Exercise brief: Write out the material again word for word, dropping any images it holds.
---------- Supplied records ----------
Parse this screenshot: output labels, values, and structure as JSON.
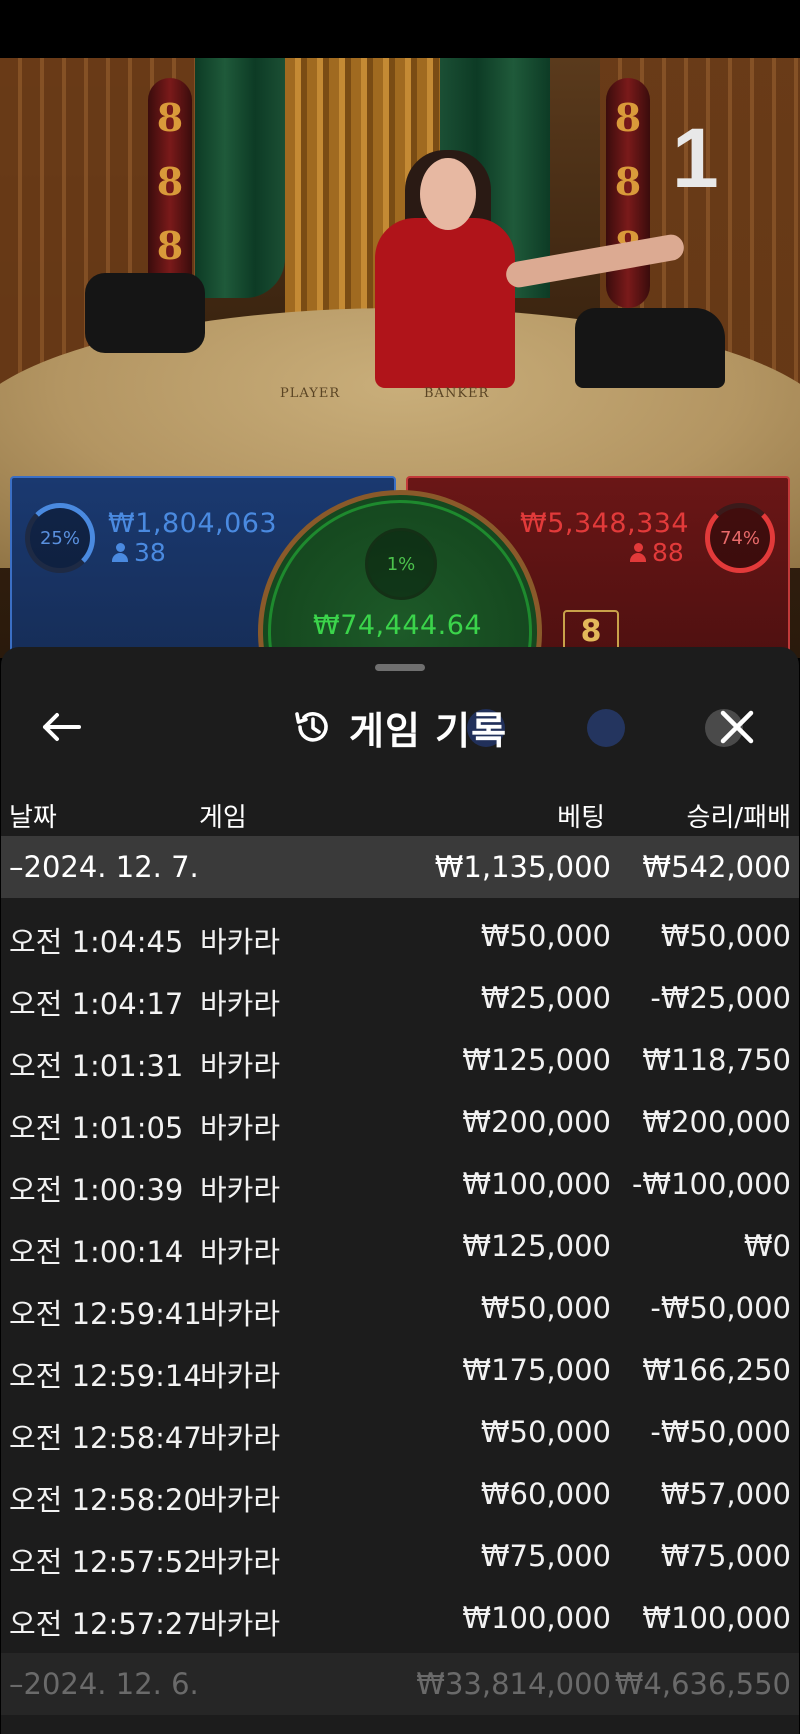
{
  "video": {
    "round_number": "1",
    "table_labels": {
      "player": "PLAYER",
      "banker": "BANKER"
    },
    "column_glyph": "8"
  },
  "betting": {
    "player": {
      "percent": "25%",
      "amount": "₩1,804,063",
      "players": "38",
      "color": "#4a8ae0"
    },
    "tie": {
      "percent": "1%",
      "amount": "₩74,444.64",
      "color": "#3bd44b"
    },
    "banker": {
      "percent": "74%",
      "amount": "₩5,348,334",
      "players": "88",
      "color": "#e23a3a"
    },
    "card_value": "8"
  },
  "history": {
    "title": "게임 기록",
    "icons": {
      "back": "arrow-left-icon",
      "title": "history-icon",
      "close": "close-icon"
    },
    "columns": {
      "date": "날짜",
      "game": "게임",
      "bet": "베팅",
      "win_loss": "승리/패배"
    },
    "groups": [
      {
        "date": "–2024. 12. 7.",
        "bet_total": "₩1,135,000",
        "win_total": "₩542,000",
        "rows": [
          {
            "time": "오전 1:04:45",
            "game": "바카라",
            "bet": "₩50,000",
            "win": "₩50,000"
          },
          {
            "time": "오전 1:04:17",
            "game": "바카라",
            "bet": "₩25,000",
            "win": "-₩25,000"
          },
          {
            "time": "오전 1:01:31",
            "game": "바카라",
            "bet": "₩125,000",
            "win": "₩118,750"
          },
          {
            "time": "오전 1:01:05",
            "game": "바카라",
            "bet": "₩200,000",
            "win": "₩200,000"
          },
          {
            "time": "오전 1:00:39",
            "game": "바카라",
            "bet": "₩100,000",
            "win": "-₩100,000"
          },
          {
            "time": "오전 1:00:14",
            "game": "바카라",
            "bet": "₩125,000",
            "win": "₩0"
          },
          {
            "time": "오전 12:59:41",
            "game": "바카라",
            "bet": "₩50,000",
            "win": "-₩50,000"
          },
          {
            "time": "오전 12:59:14",
            "game": "바카라",
            "bet": "₩175,000",
            "win": "₩166,250"
          },
          {
            "time": "오전 12:58:47",
            "game": "바카라",
            "bet": "₩50,000",
            "win": "-₩50,000"
          },
          {
            "time": "오전 12:58:20",
            "game": "바카라",
            "bet": "₩60,000",
            "win": "₩57,000"
          },
          {
            "time": "오전 12:57:52",
            "game": "바카라",
            "bet": "₩75,000",
            "win": "₩75,000"
          },
          {
            "time": "오전 12:57:27",
            "game": "바카라",
            "bet": "₩100,000",
            "win": "₩100,000"
          }
        ]
      },
      {
        "date": "–2024. 12. 6.",
        "bet_total": "₩33,814,000",
        "win_total": "₩4,636,550",
        "rows": []
      }
    ]
  }
}
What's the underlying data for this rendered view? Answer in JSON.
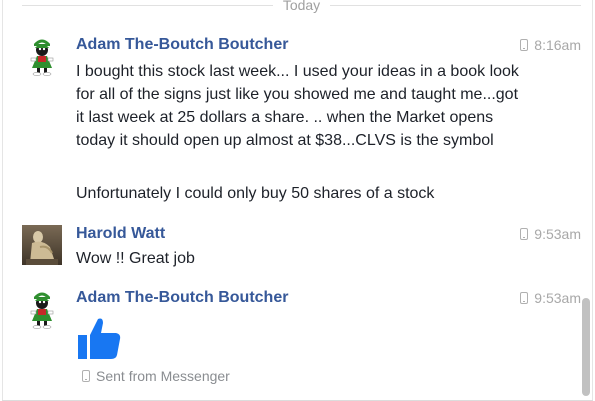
{
  "divider": {
    "label": "Today"
  },
  "messages": [
    {
      "sender": "Adam The-Boutch Boutcher",
      "time": "8:16am",
      "paragraphs": [
        "I bought this stock last week... I used your ideas in a book look for all of the signs just like you showed me and taught me...got it last week at 25 dollars a share. .. when the Market opens today it should open up almost at $38...CLVS is the symbol",
        "Unfortunately I could only buy 50 shares of a stock"
      ]
    },
    {
      "sender": "Harold Watt",
      "time": "9:53am",
      "paragraphs": [
        "Wow !! Great job"
      ]
    },
    {
      "sender": "Adam The-Boutch Boutcher",
      "time": "9:53am",
      "sticker": "thumbs-up-icon"
    }
  ],
  "sent_from": "Sent from Messenger",
  "colors": {
    "sender_name": "#365899",
    "like_blue": "#1877f2",
    "muted": "#a8a8a8"
  }
}
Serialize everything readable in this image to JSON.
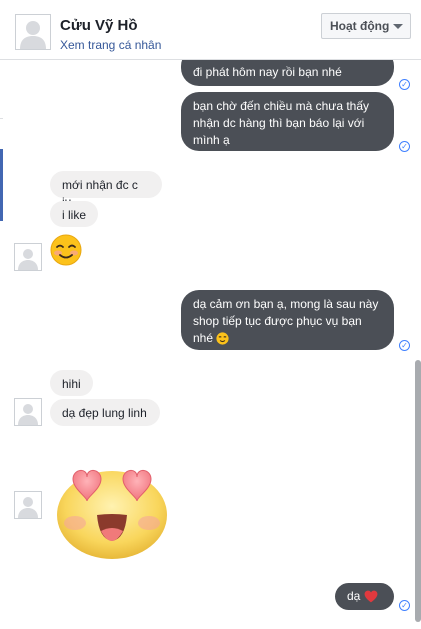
{
  "header": {
    "contact_name": "Cửu Vỹ Hồ",
    "profile_link": "Xem trang cá nhân",
    "status_label": "Hoạt động"
  },
  "messages": {
    "out_1": "đi phát hôm nay rồi bạn nhé",
    "out_2_line1": "bạn chờ đến chiều mà chưa thấy",
    "out_2_line2": "nhận dc hàng thì bạn báo lại với",
    "out_2_line3": "mình ạ",
    "in_1": "mới nhận đc c iu",
    "in_2": "i like",
    "out_3_line1": "dạ cảm ơn bạn ạ, mong là sau này",
    "out_3_line2": "shop tiếp tục được phục vụ bạn",
    "out_3_line3": "nhé",
    "in_3": "hihi",
    "in_4": "dạ đẹp lung linh",
    "out_4": "dạ"
  },
  "icons": {
    "seen": "check-circle-icon",
    "smile": "smiling-face-icon",
    "heart_eyes": "heart-eyes-emoji-icon",
    "heart": "heart-icon",
    "dropdown": "chevron-down-icon"
  },
  "colors": {
    "out_bubble": "#4b4f56",
    "in_bubble": "#f1f0f0",
    "link": "#365899",
    "seen": "#4080ff",
    "heart": "#e0393e"
  }
}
----------
Exercise response:
Parse this screenshot: output labels, values, and structure as JSON.
{
  "video": {
    "round_number": "1",
    "table_labels": {
      "player": "PLAYER",
      "banker": "BANKER"
    },
    "column_glyph": "8"
  },
  "betting": {
    "player": {
      "percent": "25%",
      "amount": "₩1,804,063",
      "players": "38",
      "color": "#4a8ae0"
    },
    "tie": {
      "percent": "1%",
      "amount": "₩74,444.64",
      "color": "#3bd44b"
    },
    "banker": {
      "percent": "74%",
      "amount": "₩5,348,334",
      "players": "88",
      "color": "#e23a3a"
    },
    "card_value": "8"
  },
  "history": {
    "title": "게임 기록",
    "icons": {
      "back": "arrow-left-icon",
      "title": "history-icon",
      "close": "close-icon"
    },
    "columns": {
      "date": "날짜",
      "game": "게임",
      "bet": "베팅",
      "win_loss": "승리/패배"
    },
    "groups": [
      {
        "date": "–2024. 12. 7.",
        "bet_total": "₩1,135,000",
        "win_total": "₩542,000",
        "rows": [
          {
            "time": "오전 1:04:45",
            "game": "바카라",
            "bet": "₩50,000",
            "win": "₩50,000"
          },
          {
            "time": "오전 1:04:17",
            "game": "바카라",
            "bet": "₩25,000",
            "win": "-₩25,000"
          },
          {
            "time": "오전 1:01:31",
            "game": "바카라",
            "bet": "₩125,000",
            "win": "₩118,750"
          },
          {
            "time": "오전 1:01:05",
            "game": "바카라",
            "bet": "₩200,000",
            "win": "₩200,000"
          },
          {
            "time": "오전 1:00:39",
            "game": "바카라",
            "bet": "₩100,000",
            "win": "-₩100,000"
          },
          {
            "time": "오전 1:00:14",
            "game": "바카라",
            "bet": "₩125,000",
            "win": "₩0"
          },
          {
            "time": "오전 12:59:41",
            "game": "바카라",
            "bet": "₩50,000",
            "win": "-₩50,000"
          },
          {
            "time": "오전 12:59:14",
            "game": "바카라",
            "bet": "₩175,000",
            "win": "₩166,250"
          },
          {
            "time": "오전 12:58:47",
            "game": "바카라",
            "bet": "₩50,000",
            "win": "-₩50,000"
          },
          {
            "time": "오전 12:58:20",
            "game": "바카라",
            "bet": "₩60,000",
            "win": "₩57,000"
          },
          {
            "time": "오전 12:57:52",
            "game": "바카라",
            "bet": "₩75,000",
            "win": "₩75,000"
          },
          {
            "time": "오전 12:57:27",
            "game": "바카라",
            "bet": "₩100,000",
            "win": "₩100,000"
          }
        ]
      },
      {
        "date": "–2024. 12. 6.",
        "bet_total": "₩33,814,000",
        "win_total": "₩4,636,550",
        "rows": []
      }
    ]
  }
}
What's the underlying data for this rendered view? Answer in JSON.
{
  "divider": {
    "label": "Today"
  },
  "messages": [
    {
      "sender": "Adam The-Boutch Boutcher",
      "time": "8:16am",
      "paragraphs": [
        "I bought this stock last week... I used your ideas in a book look for all of the signs just like you showed me and taught me...got it last week at 25 dollars a share. .. when the Market opens today it should open up almost at $38...CLVS is the symbol",
        "Unfortunately I could only buy 50 shares of a stock"
      ]
    },
    {
      "sender": "Harold Watt",
      "time": "9:53am",
      "paragraphs": [
        "Wow !! Great job"
      ]
    },
    {
      "sender": "Adam The-Boutch Boutcher",
      "time": "9:53am",
      "sticker": "thumbs-up-icon"
    }
  ],
  "sent_from": "Sent from Messenger",
  "colors": {
    "sender_name": "#365899",
    "like_blue": "#1877f2",
    "muted": "#a8a8a8"
  }
}
Serialize everything readable in this image to JSON.
{
  "header": {
    "contact_name": "Cửu Vỹ Hồ",
    "profile_link": "Xem trang cá nhân",
    "status_label": "Hoạt động"
  },
  "messages": {
    "out_1": "đi phát hôm nay rồi bạn nhé",
    "out_2_line1": "bạn chờ đến chiều mà chưa thấy",
    "out_2_line2": "nhận dc hàng thì bạn báo lại với",
    "out_2_line3": "mình ạ",
    "in_1": "mới nhận đc c iu",
    "in_2": "i like",
    "out_3_line1": "dạ cảm ơn bạn ạ, mong là sau này",
    "out_3_line2": "shop tiếp tục được phục vụ bạn",
    "out_3_line3": "nhé",
    "in_3": "hihi",
    "in_4": "dạ đẹp lung linh",
    "out_4": "dạ"
  },
  "icons": {
    "seen": "check-circle-icon",
    "smile": "smiling-face-icon",
    "heart_eyes": "heart-eyes-emoji-icon",
    "heart": "heart-icon",
    "dropdown": "chevron-down-icon"
  },
  "colors": {
    "out_bubble": "#4b4f56",
    "in_bubble": "#f1f0f0",
    "link": "#365899",
    "seen": "#4080ff",
    "heart": "#e0393e"
  }
}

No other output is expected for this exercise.